##### Records for the task #####

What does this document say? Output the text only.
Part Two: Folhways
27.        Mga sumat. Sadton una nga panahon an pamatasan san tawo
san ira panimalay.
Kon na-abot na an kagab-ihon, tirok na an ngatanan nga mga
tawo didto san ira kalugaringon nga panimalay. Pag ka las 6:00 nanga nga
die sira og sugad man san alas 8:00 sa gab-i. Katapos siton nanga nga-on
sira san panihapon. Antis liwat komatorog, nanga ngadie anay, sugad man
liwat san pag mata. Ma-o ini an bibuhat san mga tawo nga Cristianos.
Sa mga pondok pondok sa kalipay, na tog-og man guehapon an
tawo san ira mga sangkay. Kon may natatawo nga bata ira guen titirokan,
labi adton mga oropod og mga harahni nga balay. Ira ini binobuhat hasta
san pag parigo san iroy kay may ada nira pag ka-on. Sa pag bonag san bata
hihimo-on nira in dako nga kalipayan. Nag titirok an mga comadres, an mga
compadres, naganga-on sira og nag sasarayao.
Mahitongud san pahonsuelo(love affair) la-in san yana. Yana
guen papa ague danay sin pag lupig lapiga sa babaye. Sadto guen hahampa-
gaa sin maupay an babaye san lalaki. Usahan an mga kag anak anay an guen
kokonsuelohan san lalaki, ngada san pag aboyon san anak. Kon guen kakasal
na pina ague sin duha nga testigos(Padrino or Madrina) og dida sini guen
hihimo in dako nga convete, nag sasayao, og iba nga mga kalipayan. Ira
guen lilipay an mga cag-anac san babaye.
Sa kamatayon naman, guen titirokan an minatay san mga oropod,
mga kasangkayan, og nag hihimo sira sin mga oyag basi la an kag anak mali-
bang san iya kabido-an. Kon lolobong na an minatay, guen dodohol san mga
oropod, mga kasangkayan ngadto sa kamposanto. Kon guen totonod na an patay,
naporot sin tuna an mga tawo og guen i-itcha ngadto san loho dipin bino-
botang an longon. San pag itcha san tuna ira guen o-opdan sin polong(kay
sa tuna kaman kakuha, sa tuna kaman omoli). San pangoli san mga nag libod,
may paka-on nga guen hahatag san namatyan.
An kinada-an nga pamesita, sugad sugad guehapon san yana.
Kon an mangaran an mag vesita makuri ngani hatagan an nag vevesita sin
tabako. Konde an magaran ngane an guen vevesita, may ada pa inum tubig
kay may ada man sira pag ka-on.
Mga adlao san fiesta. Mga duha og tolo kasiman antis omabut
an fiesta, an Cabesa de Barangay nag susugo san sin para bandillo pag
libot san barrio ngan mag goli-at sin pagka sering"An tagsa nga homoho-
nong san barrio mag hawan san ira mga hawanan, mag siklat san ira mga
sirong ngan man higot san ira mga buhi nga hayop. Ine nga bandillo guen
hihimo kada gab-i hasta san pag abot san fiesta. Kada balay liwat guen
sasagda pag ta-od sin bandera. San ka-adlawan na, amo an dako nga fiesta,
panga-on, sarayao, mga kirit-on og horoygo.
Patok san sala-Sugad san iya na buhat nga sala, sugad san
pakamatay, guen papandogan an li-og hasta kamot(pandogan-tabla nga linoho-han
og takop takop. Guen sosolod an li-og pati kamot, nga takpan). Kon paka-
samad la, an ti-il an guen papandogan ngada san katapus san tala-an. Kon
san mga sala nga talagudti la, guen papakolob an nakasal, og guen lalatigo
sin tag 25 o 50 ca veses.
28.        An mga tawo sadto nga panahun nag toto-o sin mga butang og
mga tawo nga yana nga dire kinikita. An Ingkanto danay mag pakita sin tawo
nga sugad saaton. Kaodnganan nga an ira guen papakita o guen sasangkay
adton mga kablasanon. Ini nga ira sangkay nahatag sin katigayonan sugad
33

#####

What you need to do:
Lines containing the word "papandogan" must all be returned from the material above.

Answer to this task:
pakamatay, guen papandogan an li-og hasta kamot(pandogan-tabla nga linoho-han
samad la, an ti-il an guen papandogan ngada san katapus san tala-an. Kon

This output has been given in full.